■ Written problem ■
Copy all records verbatim.
---------- Raw records
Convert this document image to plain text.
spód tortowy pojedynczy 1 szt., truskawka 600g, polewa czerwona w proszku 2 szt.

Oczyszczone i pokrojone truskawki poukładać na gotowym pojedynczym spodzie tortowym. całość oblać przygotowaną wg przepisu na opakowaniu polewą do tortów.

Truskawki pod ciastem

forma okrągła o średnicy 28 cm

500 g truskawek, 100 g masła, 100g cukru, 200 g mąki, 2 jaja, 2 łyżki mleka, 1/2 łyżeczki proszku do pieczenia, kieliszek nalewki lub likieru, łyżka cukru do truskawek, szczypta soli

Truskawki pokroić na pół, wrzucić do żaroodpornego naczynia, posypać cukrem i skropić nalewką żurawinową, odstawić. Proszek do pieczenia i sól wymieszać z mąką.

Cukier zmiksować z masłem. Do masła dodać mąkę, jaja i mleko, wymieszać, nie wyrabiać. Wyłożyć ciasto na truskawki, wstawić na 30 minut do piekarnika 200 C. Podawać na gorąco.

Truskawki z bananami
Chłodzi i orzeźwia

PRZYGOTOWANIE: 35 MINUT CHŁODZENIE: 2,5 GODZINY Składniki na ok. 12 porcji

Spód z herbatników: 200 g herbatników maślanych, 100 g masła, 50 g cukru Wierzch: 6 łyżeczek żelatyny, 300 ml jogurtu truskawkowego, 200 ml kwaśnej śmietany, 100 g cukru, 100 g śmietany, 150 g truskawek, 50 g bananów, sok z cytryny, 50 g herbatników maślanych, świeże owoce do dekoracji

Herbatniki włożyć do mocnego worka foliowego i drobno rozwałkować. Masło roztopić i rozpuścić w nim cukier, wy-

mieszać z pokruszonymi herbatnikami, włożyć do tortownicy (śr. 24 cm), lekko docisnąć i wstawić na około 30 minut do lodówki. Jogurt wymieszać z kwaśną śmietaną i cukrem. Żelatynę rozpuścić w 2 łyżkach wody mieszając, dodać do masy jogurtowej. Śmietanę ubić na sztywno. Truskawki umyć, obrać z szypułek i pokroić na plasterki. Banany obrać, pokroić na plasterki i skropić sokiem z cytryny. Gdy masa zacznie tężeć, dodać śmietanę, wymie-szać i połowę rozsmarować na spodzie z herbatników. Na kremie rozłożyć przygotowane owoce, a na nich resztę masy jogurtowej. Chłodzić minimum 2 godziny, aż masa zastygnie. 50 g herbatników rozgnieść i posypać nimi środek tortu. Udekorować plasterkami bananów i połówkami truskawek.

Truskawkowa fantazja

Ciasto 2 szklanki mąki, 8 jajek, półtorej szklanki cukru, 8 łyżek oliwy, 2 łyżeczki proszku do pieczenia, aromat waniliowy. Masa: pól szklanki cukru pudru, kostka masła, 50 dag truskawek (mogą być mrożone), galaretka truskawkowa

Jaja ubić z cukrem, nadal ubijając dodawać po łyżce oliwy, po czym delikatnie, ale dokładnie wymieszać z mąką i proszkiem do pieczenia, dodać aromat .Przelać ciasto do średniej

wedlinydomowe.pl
--------------------
■ Response to this exercise ■
Convert this document image to plain text.
spód tortowy pojedynczy 1 szt., truskawka 600g, polewa czerwona w proszku 2 szt.

Oczyszczone i pokrojone truskawki poukładać na gotowym pojedynczym spodzie tortowym. całość oblać przygotowaną wg przepisu na opakowaniu polewą do tortów.

Truskawki pod ciastem

forma okrągła o średnicy 28 cm

500 g truskawek, 100 g masła, 100g cukru, 200 g mąki, 2 jaja, 2 łyżki mleka, 1/2 łyżeczki proszku do pieczenia, kieliszek nalewki lub likieru, łyżka cukru do truskawek, szczypta soli

Truskawki pokroić na pół, wrzucić do żaroodpornego naczynia, posypać cukrem i skropić nalewką żurawinową, odstawić. Proszek do pieczenia i sól wymieszać z mąką.

Cukier zmiksować z masłem. Do masła dodać mąkę, jaja i mleko, wymieszać, nie wyrabiać. Wyłożyć ciasto na truskawki, wstawić na 30 minut do piekarnika 200 C. Podawać na gorąco.

Truskawki z bananami
Chłodzi i orzeźwia

PRZYGOTOWANIE: 35 MINUT CHŁODZENIE: 2,5 GODZINY Składniki na ok. 12 porcji

Spód z herbatników: 200 g herbatników maślanych, 100 g masła, 50 g cukru Wierzch: 6 łyżeczek żelatyny, 300 ml jogurtu truskawkowego, 200 ml kwaśnej śmietany, 100 g cukru, 100 g śmietany, 150 g truskawek, 50 g bananów, sok z cytryny, 50 g herbatników maślanych, świeże owoce do dekoracji

Herbatniki włożyć do mocnego worka foliowego i drobno rozwałkować. Masło roztopić i rozpuścić w nim cukier, wy-

mieszać z pokruszonymi herbatnikami, włożyć do tortownicy (śr. 24 cm), lekko docisnąć i wstawić na około 30 minut do lodówki. Jogurt wymieszać z kwaśną śmietaną i cukrem. Żelatynę rozpuścić w 2 łyżkach wody mieszając, dodać do masy jogurtowej. Śmietanę ubić na sztywno. Truskawki umyć, obrać z szypułek i pokroić na plasterki. Banany obrać, pokroić na plasterki i skropić sokiem z cytryny. Gdy masa zacznie tężeć, dodać śmietanę, wymie-szać i połowę rozsmarować na spodzie z herbatników. Na kremie rozłożyć przygotowane owoce, a na nich resztę masy jogurtowej. Chłodzić minimum 2 godziny, aż masa zastygnie. 50 g herbatników rozgnieść i posypać nimi środek tortu. Udekorować plasterkami bananów i połówkami truskawek.

Truskawkowa fantazja

Ciasto 2 szklanki mąki, 8 jajek, półtorej szklanki cukru, 8 łyżek oliwy, 2 łyżeczki proszku do pieczenia, aromat waniliowy. Masa: pól szklanki cukru pudru, kostka masła, 50 dag truskawek (mogą być mrożone), galaretka truskawkowa

Jaja ubić z cukrem, nadal ubijając dodawać po łyżce oliwy, po czym delikatnie, ale dokładnie wymieszać z mąką i proszkiem do pieczenia, dodać aromat .Przelać ciasto do średniej

wedlinydomowe.pl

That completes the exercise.